*Task statement*
State the number of lines below in which the word "Полностью" appears. Nothing else belongs in the answer.

*Dataset excerpts*
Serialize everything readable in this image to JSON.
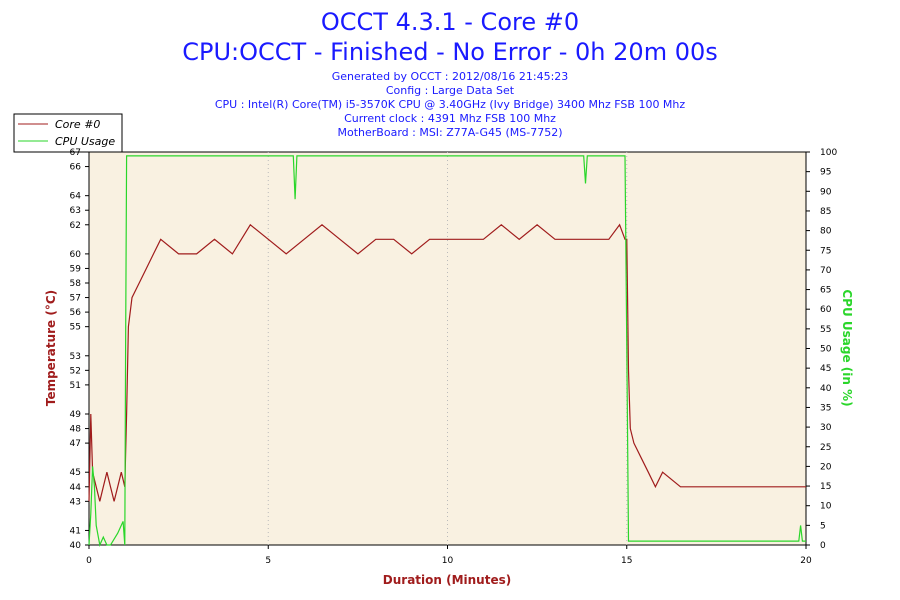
{
  "header": {
    "title_line1": "OCCT 4.3.1 - Core #0",
    "title_line2": "CPU:OCCT - Finished - No Error - 0h 20m 00s",
    "info": [
      "Generated by OCCT : 2012/08/16 21:45:23",
      "Config : Large Data Set",
      "CPU : Intel(R) Core(TM) i5-3570K CPU @ 3.40GHz (Ivy Bridge) 3400 Mhz FSB 100 Mhz",
      "Current clock : 4391 Mhz FSB 100 Mhz",
      "MotherBoard : MSI: Z77A-G45 (MS-7752)"
    ]
  },
  "legend": {
    "position": "top-left",
    "items": [
      {
        "label": "Core #0",
        "color": "#a01c1c"
      },
      {
        "label": "CPU Usage",
        "color": "#2ad62a"
      }
    ]
  },
  "colors": {
    "plot_bg": "#f9f1e1",
    "temp": "#a01c1c",
    "usage": "#2ad62a",
    "grid": "#bbbbbb"
  },
  "chart_data": {
    "type": "line",
    "grid": true,
    "xlabel": "Duration (Minutes)",
    "ylabel_left": "Temperature (°C)",
    "ylabel_right": "CPU Usage (in %)",
    "xlim": [
      0,
      20
    ],
    "ylim_left": [
      40,
      67
    ],
    "ylim_right": [
      0,
      100
    ],
    "x_ticks": [
      "0",
      "5",
      "10",
      "15",
      "20"
    ],
    "y_left_ticks": [
      "40",
      "41",
      "43",
      "44",
      "45",
      "47",
      "48",
      "49",
      "51",
      "52",
      "53",
      "55",
      "56",
      "57",
      "58",
      "59",
      "60",
      "62",
      "63",
      "64",
      "66",
      "67"
    ],
    "y_left_tick_values": [
      40,
      41,
      43,
      44,
      45,
      47,
      48,
      49,
      51,
      52,
      53,
      55,
      56,
      57,
      58,
      59,
      60,
      62,
      63,
      64,
      66,
      67
    ],
    "y_right_ticks": [
      "0",
      "5",
      "10",
      "15",
      "20",
      "25",
      "30",
      "35",
      "40",
      "45",
      "50",
      "55",
      "60",
      "65",
      "70",
      "75",
      "80",
      "85",
      "90",
      "95",
      "100"
    ],
    "series": [
      {
        "name": "Core #0",
        "axis": "left",
        "x": [
          0,
          0.05,
          0.1,
          0.2,
          0.3,
          0.4,
          0.5,
          0.6,
          0.7,
          0.8,
          0.9,
          1.0,
          1.05,
          1.1,
          1.2,
          1.4,
          1.6,
          1.8,
          2.0,
          2.5,
          3.0,
          3.5,
          4.0,
          4.5,
          5.0,
          5.5,
          6.0,
          6.5,
          7.0,
          7.5,
          8.0,
          8.5,
          9.0,
          9.5,
          10.0,
          10.5,
          11.0,
          11.5,
          12.0,
          12.5,
          13.0,
          13.5,
          14.0,
          14.5,
          14.8,
          14.95,
          15.0,
          15.05,
          15.1,
          15.2,
          15.4,
          15.6,
          15.8,
          16.0,
          16.5,
          17.0,
          17.5,
          18.0,
          18.5,
          19.0,
          19.5,
          20.0
        ],
        "values": [
          43,
          49,
          45,
          44,
          43,
          44,
          45,
          44,
          43,
          44,
          45,
          44,
          49,
          55,
          57,
          58,
          59,
          60,
          61,
          60,
          60,
          61,
          60,
          62,
          61,
          60,
          61,
          62,
          61,
          60,
          61,
          61,
          60,
          61,
          61,
          61,
          61,
          62,
          61,
          62,
          61,
          61,
          61,
          61,
          62,
          61,
          61,
          52,
          48,
          47,
          46,
          45,
          44,
          45,
          44,
          44,
          44,
          44,
          44,
          44,
          44,
          44
        ]
      },
      {
        "name": "CPU Usage",
        "axis": "right",
        "x": [
          0,
          0.05,
          0.1,
          0.15,
          0.2,
          0.3,
          0.4,
          0.5,
          0.6,
          0.8,
          0.95,
          1.0,
          1.02,
          1.05,
          1.5,
          2.0,
          3.0,
          4.0,
          5.0,
          5.7,
          5.75,
          5.8,
          6.0,
          7.0,
          8.0,
          9.0,
          10.0,
          11.0,
          12.0,
          13.0,
          13.8,
          13.85,
          13.9,
          14.0,
          14.9,
          14.95,
          15.0,
          15.05,
          15.5,
          16.0,
          17.0,
          18.0,
          19.0,
          19.8,
          19.85,
          19.9,
          20.0
        ],
        "values": [
          0,
          8,
          20,
          15,
          5,
          0,
          2,
          0,
          0,
          3,
          6,
          0,
          50,
          99,
          99,
          99,
          99,
          99,
          99,
          99,
          88,
          99,
          99,
          99,
          99,
          99,
          99,
          99,
          99,
          99,
          99,
          92,
          99,
          99,
          99,
          99,
          50,
          1,
          1,
          1,
          1,
          1,
          1,
          1,
          5,
          1,
          1
        ]
      }
    ]
  }
}
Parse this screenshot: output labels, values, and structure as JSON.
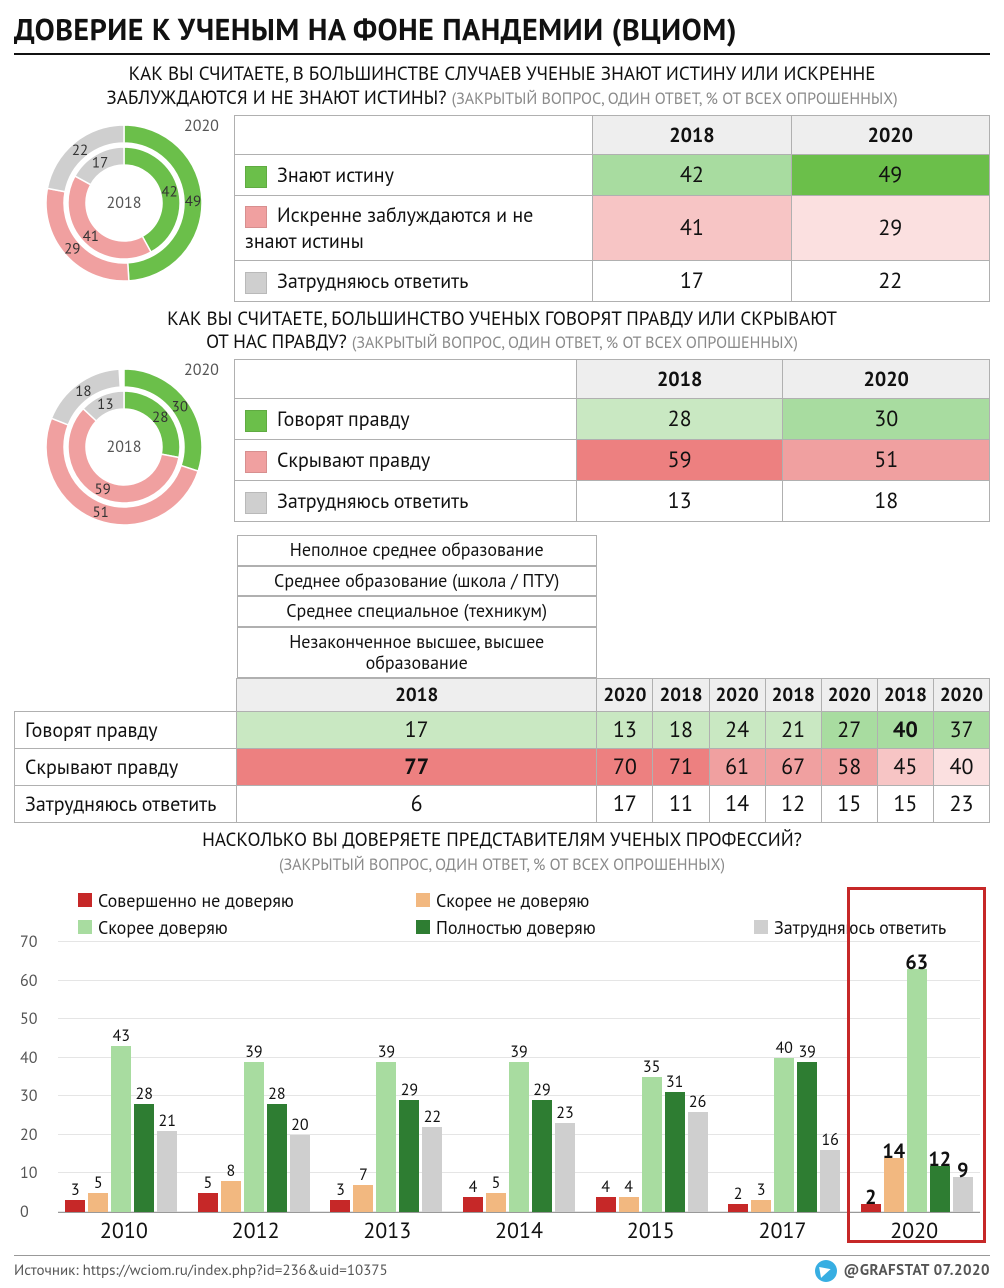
{
  "colors": {
    "green": "#6bbf4a",
    "green_light": "#a8dca0",
    "green_lighter": "#c9e8c2",
    "green_dark": "#2e7d32",
    "pink": "#f0a0a0",
    "pink_strong": "#ed8080",
    "pink_light": "#f7c5c5",
    "pink_lighter": "#fbe0e0",
    "grey": "#cfcfcf",
    "grey_light": "#e9e9e9",
    "red": "#c62828",
    "orange": "#f2b880",
    "bar_grey": "#cfcfcf",
    "axis": "#999999",
    "header_bg": "#eeeeee"
  },
  "title": "ДОВЕРИЕ К УЧЕНЫМ НА ФОНЕ ПАНДЕМИИ (ВЦИОМ)",
  "q1": {
    "text_a": "КАК ВЫ СЧИТАЕТЕ, В БОЛЬШИНСТВЕ СЛУЧАЕВ УЧЕНЫЕ ЗНАЮТ ИСТИНУ ИЛИ ИСКРЕННЕ",
    "text_b": "ЗАБЛУЖДАЮТСЯ И НЕ ЗНАЮТ ИСТИНЫ?",
    "hint": "(ЗАКРЫТЫЙ ВОПРОС, ОДИН ОТВЕТ, % ОТ ВСЕХ ОПРОШЕННЫХ)",
    "years": [
      "2018",
      "2020"
    ],
    "rows": [
      {
        "label": "Знают истину",
        "swatch": "green",
        "vals": [
          42,
          49
        ],
        "cell_colors": [
          "green_light",
          "green"
        ]
      },
      {
        "label": "Искренне заблуждаются и не знают истины",
        "swatch": "pink",
        "vals": [
          41,
          29
        ],
        "cell_colors": [
          "pink_light",
          "pink_lighter"
        ]
      },
      {
        "label": "Затрудняюсь ответить",
        "swatch": "grey",
        "vals": [
          17,
          22
        ],
        "cell_colors": [
          "",
          ""
        ]
      }
    ],
    "donut": {
      "year_inner": "2018",
      "year_outer": "2020",
      "inner": [
        {
          "v": 42,
          "c": "green"
        },
        {
          "v": 41,
          "c": "pink"
        },
        {
          "v": 17,
          "c": "grey"
        }
      ],
      "outer": [
        {
          "v": 49,
          "c": "green"
        },
        {
          "v": 29,
          "c": "pink"
        },
        {
          "v": 22,
          "c": "grey"
        }
      ]
    }
  },
  "q2": {
    "text_a": "КАК ВЫ СЧИТАЕТЕ, БОЛЬШИНСТВО УЧЕНЫХ ГОВОРЯТ ПРАВДУ ИЛИ СКРЫВАЮТ",
    "text_b": "ОТ НАС ПРАВДУ?",
    "hint": "(ЗАКРЫТЫЙ ВОПРОС, ОДИН ОТВЕТ, % ОТ ВСЕХ ОПРОШЕННЫХ)",
    "years": [
      "2018",
      "2020"
    ],
    "rows": [
      {
        "label": "Говорят правду",
        "swatch": "green",
        "vals": [
          28,
          30
        ],
        "cell_colors": [
          "green_lighter",
          "green_light"
        ]
      },
      {
        "label": "Скрывают правду",
        "swatch": "pink",
        "vals": [
          59,
          51
        ],
        "cell_colors": [
          "pink_strong",
          "pink"
        ]
      },
      {
        "label": "Затрудняюсь ответить",
        "swatch": "grey",
        "vals": [
          13,
          18
        ],
        "cell_colors": [
          "",
          ""
        ]
      }
    ],
    "donut": {
      "year_inner": "2018",
      "year_outer": "2020",
      "inner": [
        {
          "v": 28,
          "c": "green"
        },
        {
          "v": 59,
          "c": "pink"
        },
        {
          "v": 13,
          "c": "grey"
        }
      ],
      "outer": [
        {
          "v": 30,
          "c": "green"
        },
        {
          "v": 51,
          "c": "pink"
        },
        {
          "v": 18,
          "c": "grey"
        }
      ]
    }
  },
  "edu": {
    "groups": [
      "Неполное среднее образование",
      "Среднее образование (школа / ПТУ)",
      "Среднее специальное (техникум)",
      "Незаконченное высшее, высшее образование"
    ],
    "years": [
      "2018",
      "2020",
      "2018",
      "2020",
      "2018",
      "2020",
      "2018",
      "2020"
    ],
    "rows": [
      {
        "label": "Говорят правду",
        "vals": [
          17,
          13,
          18,
          24,
          21,
          27,
          40,
          37
        ],
        "colors": [
          "green_lighter",
          "green_lighter",
          "green_lighter",
          "green_lighter",
          "green_lighter",
          "green_light",
          "green_light",
          "green_light"
        ],
        "bold": [
          0,
          0,
          0,
          0,
          0,
          0,
          1,
          0
        ]
      },
      {
        "label": "Скрывают правду",
        "vals": [
          77,
          70,
          71,
          61,
          67,
          58,
          45,
          40
        ],
        "colors": [
          "pink_strong",
          "pink_strong",
          "pink_strong",
          "pink",
          "pink",
          "pink",
          "pink_light",
          "pink_lighter"
        ],
        "bold": [
          1,
          0,
          0,
          0,
          0,
          0,
          0,
          0
        ]
      },
      {
        "label": "Затрудняюсь ответить",
        "vals": [
          6,
          17,
          11,
          14,
          12,
          15,
          15,
          23
        ],
        "colors": [
          "",
          "",
          "",
          "",
          "",
          "",
          "",
          ""
        ],
        "bold": [
          0,
          0,
          0,
          0,
          0,
          0,
          0,
          0
        ]
      }
    ]
  },
  "q3": {
    "text": "НАСКОЛЬКО ВЫ ДОВЕРЯЕТЕ ПРЕДСТАВИТЕЛЯМ УЧЕНЫХ ПРОФЕССИЙ?",
    "hint": "(ЗАКРЫТЫЙ ВОПРОС, ОДИН ОТВЕТ, % ОТ ВСЕХ ОПРОШЕННЫХ)"
  },
  "bar": {
    "ymax": 70,
    "ytick_step": 10,
    "series": [
      {
        "label": "Совершенно не доверяю",
        "color": "red"
      },
      {
        "label": "Скорee не доверяю",
        "color": "orange"
      },
      {
        "label": "Скорее доверяю",
        "color": "green_light"
      },
      {
        "label": "Полностью доверяю",
        "color": "green_dark"
      },
      {
        "label": "Затрудняюсь ответить",
        "color": "bar_grey"
      }
    ],
    "legend_labels": {
      "s0": "Совершенно не доверяю",
      "s1": "Скорее не доверяю",
      "s2": "Скорее доверяю",
      "s3": "Полностью доверяю",
      "s4": "Затрудняюсь ответить"
    },
    "years": [
      "2010",
      "2012",
      "2013",
      "2014",
      "2015",
      "2017",
      "2020"
    ],
    "data": [
      [
        3,
        5,
        43,
        28,
        21
      ],
      [
        5,
        8,
        39,
        28,
        20
      ],
      [
        3,
        7,
        39,
        29,
        22
      ],
      [
        4,
        5,
        39,
        29,
        23
      ],
      [
        4,
        4,
        35,
        31,
        26
      ],
      [
        2,
        3,
        40,
        39,
        16
      ],
      [
        2,
        14,
        63,
        12,
        9
      ]
    ],
    "highlight_index": 6
  },
  "footer": {
    "source": "Источник: https://wciom.ru/index.php?id=236&uid=10375",
    "credit": "@GRAFSTAT 07.2020"
  }
}
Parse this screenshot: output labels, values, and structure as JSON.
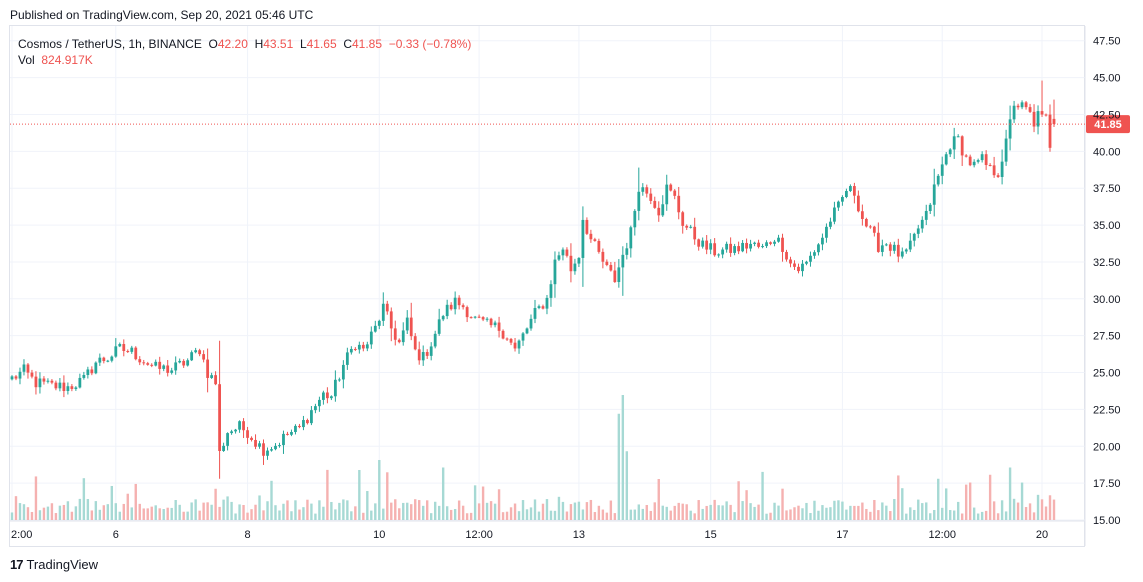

*Answer for the task*
2